WHAT IS NEEDED :: Output every entry exactly, from the first line to the last.

#### DATA RECORDS ####

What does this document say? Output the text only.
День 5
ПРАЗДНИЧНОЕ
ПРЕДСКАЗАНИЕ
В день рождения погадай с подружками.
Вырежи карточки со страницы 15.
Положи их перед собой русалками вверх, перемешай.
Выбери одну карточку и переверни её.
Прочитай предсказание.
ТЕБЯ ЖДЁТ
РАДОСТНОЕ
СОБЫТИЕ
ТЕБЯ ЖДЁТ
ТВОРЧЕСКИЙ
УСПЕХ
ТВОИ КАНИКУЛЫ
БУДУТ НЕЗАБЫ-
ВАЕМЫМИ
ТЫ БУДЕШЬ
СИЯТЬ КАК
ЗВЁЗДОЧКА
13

####

RESULT ::
What does this document say? Output the text only.
День 5
ПРАЗДНИЧНОЕ
ПРЕДСКАЗАНИЕ
В день рождения погадай с подружками.
Вырежи карточки со страницы 15.
Положи их перед собой русалками вверх, перемешай.
Выбери одну карточку и переверни её.
Прочитай предсказание.
ТЕБЯ ЖДЁТ
РАДОСТНОЕ
СОБЫТИЕ
ТЕБЯ ЖДЁТ
ТВОРЧЕСКИЙ
УСПЕХ
ТВОИ КАНИКУЛЫ
БУДУТ НЕЗАБЫ-
ВАЕМЫМИ
ТЫ БУДЕШЬ
СИЯТЬ КАК
ЗВЁЗДОЧКА
13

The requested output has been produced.